Data tied to figure images:
BEGIN

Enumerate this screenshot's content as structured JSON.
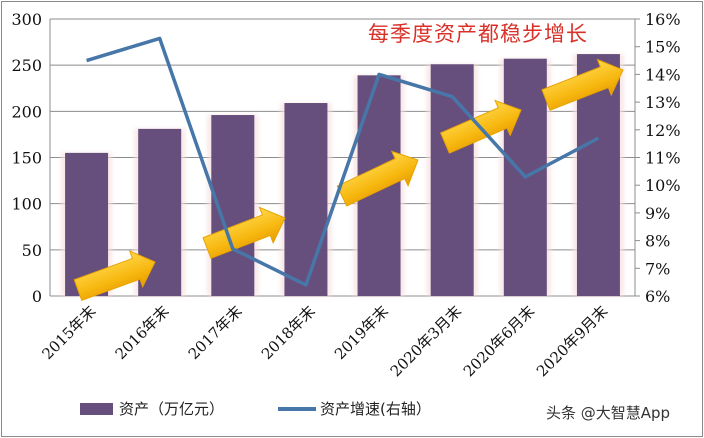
{
  "chart_data": {
    "type": "bar+line",
    "title": "每季度资产都稳步增长",
    "categories": [
      "2015年末",
      "2016年末",
      "2017年末",
      "2018年末",
      "2019年末",
      "2020年3月末",
      "2020年6月末",
      "2020年9月末"
    ],
    "series": [
      {
        "name": "资产（万亿元）",
        "type": "bar",
        "axis": "left",
        "color": "#674f7d",
        "values": [
          155,
          181,
          196,
          209,
          239,
          251,
          257,
          262
        ]
      },
      {
        "name": "资产增速(右轴）",
        "type": "line",
        "axis": "right",
        "color": "#4776a8",
        "values": [
          14.5,
          15.3,
          7.7,
          6.4,
          14.0,
          13.2,
          10.3,
          11.7
        ]
      }
    ],
    "left_axis": {
      "ylim": [
        0,
        300
      ],
      "ticks": [
        "0",
        "50",
        "100",
        "150",
        "200",
        "250",
        "300"
      ]
    },
    "right_axis": {
      "ylim": [
        6,
        16
      ],
      "ticks": [
        "6%",
        "7%",
        "8%",
        "9%",
        "10%",
        "11%",
        "12%",
        "13%",
        "14%",
        "15%",
        "16%"
      ]
    },
    "grid": true,
    "legend_position": "bottom",
    "annotations": [
      "yellow upward arrows decorative"
    ]
  },
  "legend": {
    "bar_label": "资产（万亿元）",
    "line_label": "资产增速(右轴）"
  },
  "watermark": "头条 @大智慧App"
}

END

:: AIM OF THE EXERCISE ::
Repeat the lines above exactly, and keep every picture out.

:: RESULT ::
Enumerate this screenshot's content as structured JSON.
{
  "chart_data": {
    "type": "bar+line",
    "title": "每季度资产都稳步增长",
    "categories": [
      "2015年末",
      "2016年末",
      "2017年末",
      "2018年末",
      "2019年末",
      "2020年3月末",
      "2020年6月末",
      "2020年9月末"
    ],
    "series": [
      {
        "name": "资产（万亿元）",
        "type": "bar",
        "axis": "left",
        "color": "#674f7d",
        "values": [
          155,
          181,
          196,
          209,
          239,
          251,
          257,
          262
        ]
      },
      {
        "name": "资产增速(右轴）",
        "type": "line",
        "axis": "right",
        "color": "#4776a8",
        "values": [
          14.5,
          15.3,
          7.7,
          6.4,
          14.0,
          13.2,
          10.3,
          11.7
        ]
      }
    ],
    "left_axis": {
      "ylim": [
        0,
        300
      ],
      "ticks": [
        "0",
        "50",
        "100",
        "150",
        "200",
        "250",
        "300"
      ]
    },
    "right_axis": {
      "ylim": [
        6,
        16
      ],
      "ticks": [
        "6%",
        "7%",
        "8%",
        "9%",
        "10%",
        "11%",
        "12%",
        "13%",
        "14%",
        "15%",
        "16%"
      ]
    },
    "grid": true,
    "legend_position": "bottom",
    "annotations": [
      "yellow upward arrows decorative"
    ]
  },
  "legend": {
    "bar_label": "资产（万亿元）",
    "line_label": "资产增速(右轴）"
  },
  "watermark": "头条 @大智慧App"
}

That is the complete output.